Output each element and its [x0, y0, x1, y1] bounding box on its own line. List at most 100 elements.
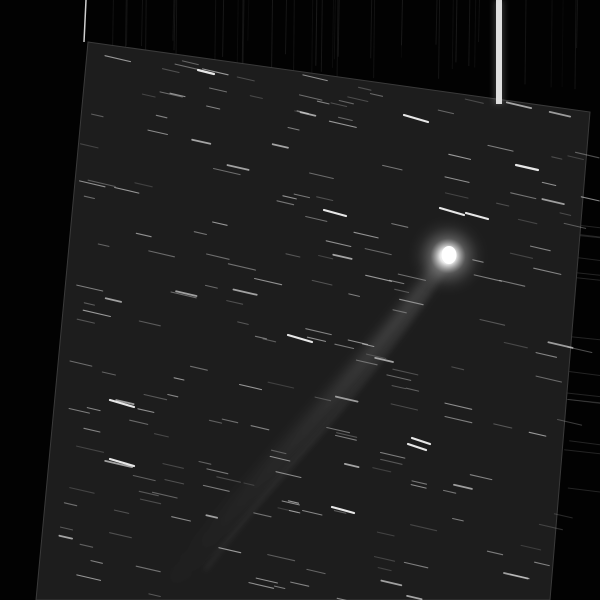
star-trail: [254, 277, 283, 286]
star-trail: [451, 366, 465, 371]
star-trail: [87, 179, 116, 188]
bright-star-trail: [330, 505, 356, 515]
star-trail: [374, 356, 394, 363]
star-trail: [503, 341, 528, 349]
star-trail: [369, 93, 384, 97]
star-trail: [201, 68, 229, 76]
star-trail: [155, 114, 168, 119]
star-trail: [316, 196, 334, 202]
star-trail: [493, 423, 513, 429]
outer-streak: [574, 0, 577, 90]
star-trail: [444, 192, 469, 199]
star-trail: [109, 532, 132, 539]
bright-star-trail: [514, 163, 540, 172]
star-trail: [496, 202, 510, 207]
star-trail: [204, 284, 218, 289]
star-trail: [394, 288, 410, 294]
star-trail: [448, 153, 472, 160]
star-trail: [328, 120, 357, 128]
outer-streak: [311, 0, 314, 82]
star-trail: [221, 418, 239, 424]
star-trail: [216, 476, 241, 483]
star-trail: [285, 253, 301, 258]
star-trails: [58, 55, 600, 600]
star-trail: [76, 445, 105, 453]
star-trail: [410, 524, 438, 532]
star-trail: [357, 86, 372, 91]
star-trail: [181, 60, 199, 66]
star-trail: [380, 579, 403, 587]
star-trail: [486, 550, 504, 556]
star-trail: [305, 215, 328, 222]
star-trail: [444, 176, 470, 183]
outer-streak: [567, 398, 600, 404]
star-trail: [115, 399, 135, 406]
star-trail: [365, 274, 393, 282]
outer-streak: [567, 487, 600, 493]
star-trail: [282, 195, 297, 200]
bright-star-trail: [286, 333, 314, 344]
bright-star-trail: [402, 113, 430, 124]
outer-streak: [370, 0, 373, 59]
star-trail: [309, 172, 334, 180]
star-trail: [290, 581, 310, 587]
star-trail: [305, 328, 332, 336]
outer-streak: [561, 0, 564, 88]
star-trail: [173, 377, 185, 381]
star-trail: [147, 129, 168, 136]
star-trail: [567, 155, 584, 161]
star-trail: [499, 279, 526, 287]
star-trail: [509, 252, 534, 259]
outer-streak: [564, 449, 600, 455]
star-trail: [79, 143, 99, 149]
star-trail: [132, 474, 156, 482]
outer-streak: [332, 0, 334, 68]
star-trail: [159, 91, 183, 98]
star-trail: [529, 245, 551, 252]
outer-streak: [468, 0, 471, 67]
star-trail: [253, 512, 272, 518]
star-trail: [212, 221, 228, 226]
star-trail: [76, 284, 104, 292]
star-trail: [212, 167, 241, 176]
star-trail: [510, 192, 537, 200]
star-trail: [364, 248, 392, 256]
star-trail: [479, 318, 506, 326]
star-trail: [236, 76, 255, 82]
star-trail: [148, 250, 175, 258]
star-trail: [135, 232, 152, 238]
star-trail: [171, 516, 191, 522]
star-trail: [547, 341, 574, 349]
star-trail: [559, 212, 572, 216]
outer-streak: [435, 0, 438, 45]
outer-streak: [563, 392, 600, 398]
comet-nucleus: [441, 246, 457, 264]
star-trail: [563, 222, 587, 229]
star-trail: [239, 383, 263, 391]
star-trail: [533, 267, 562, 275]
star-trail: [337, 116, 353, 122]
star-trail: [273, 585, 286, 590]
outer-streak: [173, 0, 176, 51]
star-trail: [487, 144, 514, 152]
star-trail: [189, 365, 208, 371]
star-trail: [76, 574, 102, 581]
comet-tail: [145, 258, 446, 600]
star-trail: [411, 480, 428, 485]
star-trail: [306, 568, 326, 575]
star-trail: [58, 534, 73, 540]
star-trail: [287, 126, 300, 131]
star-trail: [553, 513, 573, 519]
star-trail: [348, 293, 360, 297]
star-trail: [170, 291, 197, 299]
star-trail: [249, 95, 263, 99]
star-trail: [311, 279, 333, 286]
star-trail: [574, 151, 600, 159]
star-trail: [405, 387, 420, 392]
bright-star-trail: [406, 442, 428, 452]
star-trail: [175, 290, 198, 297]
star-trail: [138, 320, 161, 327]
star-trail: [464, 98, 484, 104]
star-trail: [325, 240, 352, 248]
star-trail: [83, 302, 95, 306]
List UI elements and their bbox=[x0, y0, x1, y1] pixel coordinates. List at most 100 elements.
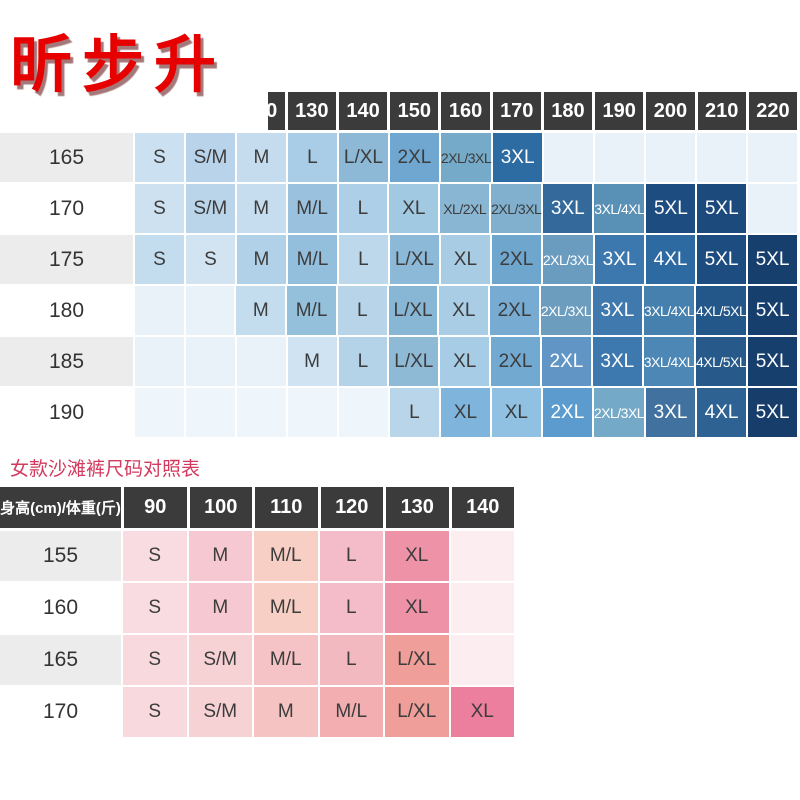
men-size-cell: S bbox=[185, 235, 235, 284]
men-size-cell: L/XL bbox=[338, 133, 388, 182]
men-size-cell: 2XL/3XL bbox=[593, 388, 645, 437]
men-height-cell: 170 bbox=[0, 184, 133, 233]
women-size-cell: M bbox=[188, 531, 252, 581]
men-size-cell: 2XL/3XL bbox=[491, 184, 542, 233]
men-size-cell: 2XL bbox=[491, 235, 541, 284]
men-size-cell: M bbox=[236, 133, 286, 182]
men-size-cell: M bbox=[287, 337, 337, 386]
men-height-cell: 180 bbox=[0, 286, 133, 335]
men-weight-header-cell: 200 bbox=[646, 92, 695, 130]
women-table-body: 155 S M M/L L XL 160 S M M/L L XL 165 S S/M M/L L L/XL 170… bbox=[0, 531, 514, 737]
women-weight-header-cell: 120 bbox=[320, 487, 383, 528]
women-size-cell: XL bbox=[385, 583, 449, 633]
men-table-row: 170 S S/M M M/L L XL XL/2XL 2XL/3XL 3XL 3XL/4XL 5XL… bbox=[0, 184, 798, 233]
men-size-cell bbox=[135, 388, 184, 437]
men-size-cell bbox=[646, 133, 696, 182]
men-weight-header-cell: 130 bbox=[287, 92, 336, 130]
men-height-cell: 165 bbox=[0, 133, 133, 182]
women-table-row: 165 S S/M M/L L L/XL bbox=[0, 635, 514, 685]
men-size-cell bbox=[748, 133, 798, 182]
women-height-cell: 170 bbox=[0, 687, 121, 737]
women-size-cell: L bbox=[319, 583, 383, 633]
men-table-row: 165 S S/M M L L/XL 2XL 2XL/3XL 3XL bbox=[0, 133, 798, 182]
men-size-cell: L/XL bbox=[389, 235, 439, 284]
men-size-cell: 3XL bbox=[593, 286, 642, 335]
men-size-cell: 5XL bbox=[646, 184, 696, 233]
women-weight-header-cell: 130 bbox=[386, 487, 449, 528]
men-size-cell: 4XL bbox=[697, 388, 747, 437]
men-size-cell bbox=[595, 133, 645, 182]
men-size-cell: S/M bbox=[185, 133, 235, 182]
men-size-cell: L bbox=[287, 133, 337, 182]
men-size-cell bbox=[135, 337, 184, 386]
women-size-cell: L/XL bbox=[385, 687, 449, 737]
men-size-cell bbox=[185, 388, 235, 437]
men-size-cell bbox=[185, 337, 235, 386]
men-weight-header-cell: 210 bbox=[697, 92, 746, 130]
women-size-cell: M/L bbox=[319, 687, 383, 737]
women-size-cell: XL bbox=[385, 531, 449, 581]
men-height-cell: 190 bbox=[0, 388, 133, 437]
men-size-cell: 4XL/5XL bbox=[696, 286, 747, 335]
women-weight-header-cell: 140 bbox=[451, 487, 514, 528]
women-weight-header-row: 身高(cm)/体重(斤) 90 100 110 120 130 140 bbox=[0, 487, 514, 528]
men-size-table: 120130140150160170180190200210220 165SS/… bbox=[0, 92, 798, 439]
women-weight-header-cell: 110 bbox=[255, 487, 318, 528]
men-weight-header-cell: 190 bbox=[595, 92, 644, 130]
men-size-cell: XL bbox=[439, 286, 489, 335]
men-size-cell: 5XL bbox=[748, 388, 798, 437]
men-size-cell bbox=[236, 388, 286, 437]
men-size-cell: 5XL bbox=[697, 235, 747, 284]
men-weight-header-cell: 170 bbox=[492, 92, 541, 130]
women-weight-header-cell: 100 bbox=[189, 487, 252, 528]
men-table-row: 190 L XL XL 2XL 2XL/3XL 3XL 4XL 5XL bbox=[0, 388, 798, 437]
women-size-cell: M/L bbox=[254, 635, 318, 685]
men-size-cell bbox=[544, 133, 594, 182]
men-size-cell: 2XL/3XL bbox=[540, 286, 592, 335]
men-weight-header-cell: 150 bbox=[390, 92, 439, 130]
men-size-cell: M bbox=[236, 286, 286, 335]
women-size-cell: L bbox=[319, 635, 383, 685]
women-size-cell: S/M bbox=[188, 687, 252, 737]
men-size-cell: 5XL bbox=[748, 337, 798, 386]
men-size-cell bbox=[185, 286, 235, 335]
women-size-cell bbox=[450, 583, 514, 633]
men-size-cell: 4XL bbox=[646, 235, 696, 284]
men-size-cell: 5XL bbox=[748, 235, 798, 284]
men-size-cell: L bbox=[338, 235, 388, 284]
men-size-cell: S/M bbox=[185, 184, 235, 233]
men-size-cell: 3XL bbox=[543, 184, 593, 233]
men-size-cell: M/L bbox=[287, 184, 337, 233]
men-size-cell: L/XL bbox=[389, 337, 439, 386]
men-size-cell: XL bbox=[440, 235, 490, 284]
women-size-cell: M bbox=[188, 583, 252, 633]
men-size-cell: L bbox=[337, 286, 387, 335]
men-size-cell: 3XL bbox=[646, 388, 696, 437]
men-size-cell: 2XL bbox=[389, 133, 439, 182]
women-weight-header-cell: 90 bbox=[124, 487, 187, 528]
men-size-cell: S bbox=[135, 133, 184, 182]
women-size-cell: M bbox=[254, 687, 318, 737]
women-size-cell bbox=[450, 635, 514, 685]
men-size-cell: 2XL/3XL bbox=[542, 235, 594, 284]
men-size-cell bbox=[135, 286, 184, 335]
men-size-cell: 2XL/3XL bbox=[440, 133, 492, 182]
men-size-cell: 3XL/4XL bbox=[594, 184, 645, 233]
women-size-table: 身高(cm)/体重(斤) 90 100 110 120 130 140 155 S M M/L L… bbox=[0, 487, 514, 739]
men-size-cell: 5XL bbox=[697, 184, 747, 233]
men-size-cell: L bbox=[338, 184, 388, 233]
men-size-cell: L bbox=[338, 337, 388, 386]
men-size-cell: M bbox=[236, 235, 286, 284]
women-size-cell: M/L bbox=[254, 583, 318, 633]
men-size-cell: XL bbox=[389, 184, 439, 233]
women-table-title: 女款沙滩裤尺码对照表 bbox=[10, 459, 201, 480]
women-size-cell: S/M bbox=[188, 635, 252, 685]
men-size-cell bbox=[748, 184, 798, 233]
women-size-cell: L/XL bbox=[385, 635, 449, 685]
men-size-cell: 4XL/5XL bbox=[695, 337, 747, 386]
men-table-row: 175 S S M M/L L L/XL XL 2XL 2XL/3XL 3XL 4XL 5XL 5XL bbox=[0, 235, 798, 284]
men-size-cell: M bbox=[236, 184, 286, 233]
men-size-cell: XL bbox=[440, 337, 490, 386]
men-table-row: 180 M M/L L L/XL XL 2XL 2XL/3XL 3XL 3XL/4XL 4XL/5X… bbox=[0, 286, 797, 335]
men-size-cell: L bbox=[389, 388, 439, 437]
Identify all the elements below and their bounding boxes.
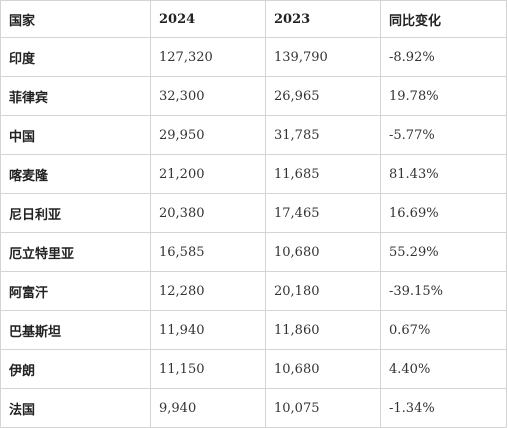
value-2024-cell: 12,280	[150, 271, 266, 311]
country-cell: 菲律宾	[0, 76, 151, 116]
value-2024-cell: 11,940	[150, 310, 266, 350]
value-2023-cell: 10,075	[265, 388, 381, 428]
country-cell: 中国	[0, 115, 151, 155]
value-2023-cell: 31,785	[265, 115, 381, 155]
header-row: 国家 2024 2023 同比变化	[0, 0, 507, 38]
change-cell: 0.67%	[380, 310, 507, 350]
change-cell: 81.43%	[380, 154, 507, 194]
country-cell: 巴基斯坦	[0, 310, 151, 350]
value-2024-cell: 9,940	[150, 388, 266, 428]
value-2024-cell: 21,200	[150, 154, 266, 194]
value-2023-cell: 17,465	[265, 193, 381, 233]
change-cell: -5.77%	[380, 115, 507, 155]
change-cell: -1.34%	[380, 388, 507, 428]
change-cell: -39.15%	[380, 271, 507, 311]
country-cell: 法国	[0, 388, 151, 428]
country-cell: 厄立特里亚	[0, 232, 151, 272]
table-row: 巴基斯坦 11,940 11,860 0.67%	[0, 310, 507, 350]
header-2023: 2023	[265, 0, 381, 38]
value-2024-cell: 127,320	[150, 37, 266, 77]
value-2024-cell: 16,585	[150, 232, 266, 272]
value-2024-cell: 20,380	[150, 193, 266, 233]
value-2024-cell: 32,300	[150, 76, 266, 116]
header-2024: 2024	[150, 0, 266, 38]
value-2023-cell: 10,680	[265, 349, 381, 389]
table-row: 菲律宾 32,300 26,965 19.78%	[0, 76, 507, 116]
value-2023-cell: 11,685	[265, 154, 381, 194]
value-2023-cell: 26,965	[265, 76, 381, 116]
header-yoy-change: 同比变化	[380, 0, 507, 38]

▶ **SHORT PROBLEM**:
Rewrite the rows starting at the one that contains "men-size-cell: S bbox=[185, 235, 235, 284]" and ending at the one that contains "men-size-cell: 2XL/3XL bbox=[491, 184, 542, 233]", swapping "men-height-cell" for "men-height-label" and keeping everything else the same.

▶ **WRITTEN RESPONSE**:
men-size-cell: S bbox=[185, 235, 235, 284]
men-size-cell: L/XL bbox=[338, 133, 388, 182]
men-size-cell: 2XL/3XL bbox=[593, 388, 645, 437]
men-height-label: 170 bbox=[0, 184, 133, 233]
women-size-cell: M bbox=[188, 531, 252, 581]
men-size-cell: 2XL/3XL bbox=[491, 184, 542, 233]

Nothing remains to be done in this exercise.